• **Supplied material**:
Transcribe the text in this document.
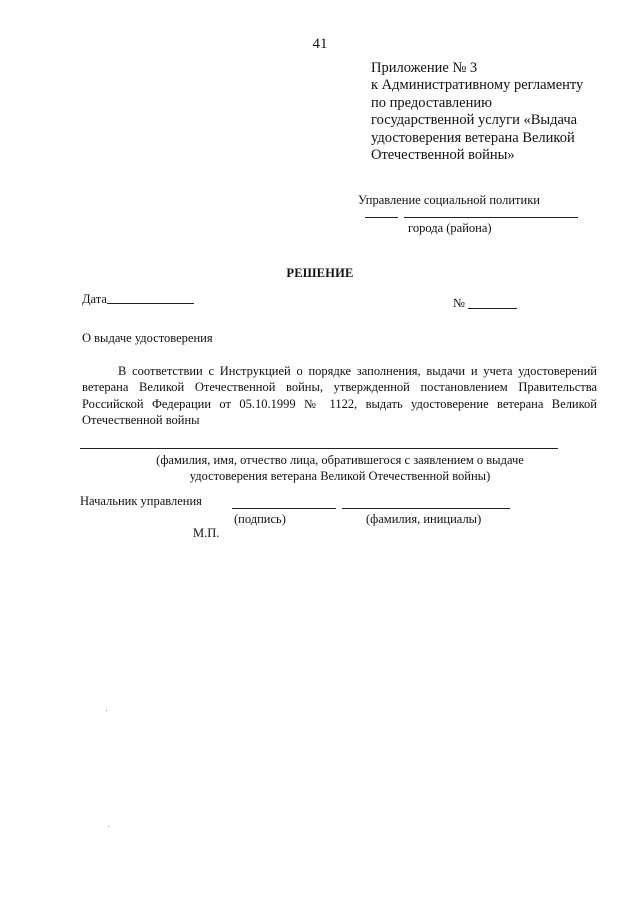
41
Приложение № 3
к Административному регламенту
по предоставлению
государственной услуги «Выдача
удостоверения ветерана Великой
Отечественной войны»
Управление социальной политики
города (района)
РЕШЕНИЕ
Дата	№
О выдаче удостоверения
В соответствии с Инструкцией о порядке заполнения, выдачи и учета удостоверений ветерана Великой Отечественной войны, утвержденной постановлением Правительства Российской Федерации от 05.10.1999 № 1122, выдать удостоверение ветерана Великой Отечественной войны
(фамилия, имя, отчество лица, обратившегося с заявлением о выдаче
удостоверения ветерана Великой Отечественной войны)
Начальник управления
(подпись)	(фамилия, инициалы)
М.П.
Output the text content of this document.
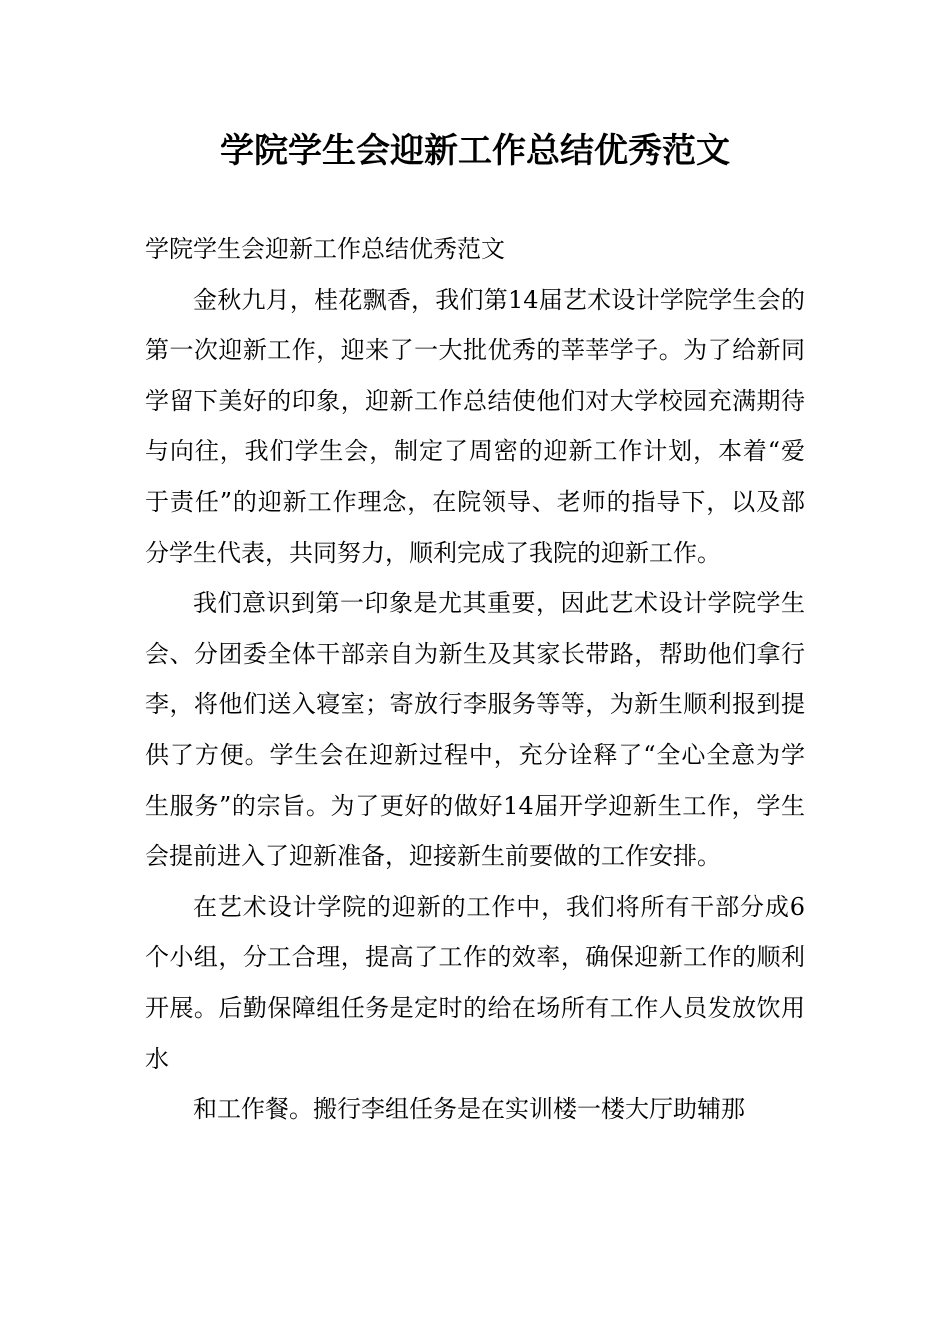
学院学生会迎新工作总结优秀范文

学院学生会迎新工作总结优秀范文

金秋九月，桂花飘香，我们第14届艺术设计学院学生会的第一次迎新工作，迎来了一大批优秀的莘莘学子。为了给新同学留下美好的印象，迎新工作总结使他们对大学校园充满期待与向往，我们学生会，制定了周密的迎新工作计划，本着“爱于责任”的迎新工作理念，在院领导、老师的指导下，以及部分学生代表，共同努力，顺利完成了我院的迎新工作。

我们意识到第一印象是尤其重要，因此艺术设计学院学生会、分团委全体干部亲自为新生及其家长带路，帮助他们拿行李，将他们送入寝室；寄放行李服务等等，为新生顺利报到提供了方便。学生会在迎新过程中，充分诠释了“全心全意为学生服务”的宗旨。为了更好的做好14届开学迎新生工作，学生会提前进入了迎新准备，迎接新生前要做的工作安排。

在艺术设计学院的迎新的工作中，我们将所有干部分成6个小组，分工合理，提高了工作的效率，确保迎新工作的顺利开展。后勤保障组任务是定时的给在场所有工作人员发放饮用水

和工作餐。搬行李组任务是在实训楼一楼大厅助辅那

• **What you will do**:
Give the data again exactly as written, with all pictures left out.

• **Exercise response**:
Transcribe the text in this document.
41
Приложение № 3
к Административному регламенту
по предоставлению
государственной услуги «Выдача
удостоверения ветерана Великой
Отечественной войны»
Управление социальной политики
города (района)
РЕШЕНИЕ
Дата	№
О выдаче удостоверения
В соответствии с Инструкцией о порядке заполнения, выдачи и учета удостоверений ветерана Великой Отечественной войны, утвержденной постановлением Правительства Российской Федерации от 05.10.1999 № 1122, выдать удостоверение ветерана Великой Отечественной войны
(фамилия, имя, отчество лица, обратившегося с заявлением о выдаче
удостоверения ветерана Великой Отечественной войны)
Начальник управления
(подпись)	(фамилия, инициалы)
М.П.
Output the text content of this document.
学院学生会迎新工作总结优秀范文

学院学生会迎新工作总结优秀范文

金秋九月，桂花飘香，我们第14届艺术设计学院学生会的第一次迎新工作，迎来了一大批优秀的莘莘学子。为了给新同学留下美好的印象，迎新工作总结使他们对大学校园充满期待与向往，我们学生会，制定了周密的迎新工作计划，本着“爱于责任”的迎新工作理念，在院领导、老师的指导下，以及部分学生代表，共同努力，顺利完成了我院的迎新工作。

我们意识到第一印象是尤其重要，因此艺术设计学院学生会、分团委全体干部亲自为新生及其家长带路，帮助他们拿行李，将他们送入寝室；寄放行李服务等等，为新生顺利报到提供了方便。学生会在迎新过程中，充分诠释了“全心全意为学生服务”的宗旨。为了更好的做好14届开学迎新生工作，学生会提前进入了迎新准备，迎接新生前要做的工作安排。

在艺术设计学院的迎新的工作中，我们将所有干部分成6个小组，分工合理，提高了工作的效率，确保迎新工作的顺利开展。后勤保障组任务是定时的给在场所有工作人员发放饮用水

和工作餐。搬行李组任务是在实训楼一楼大厅助辅那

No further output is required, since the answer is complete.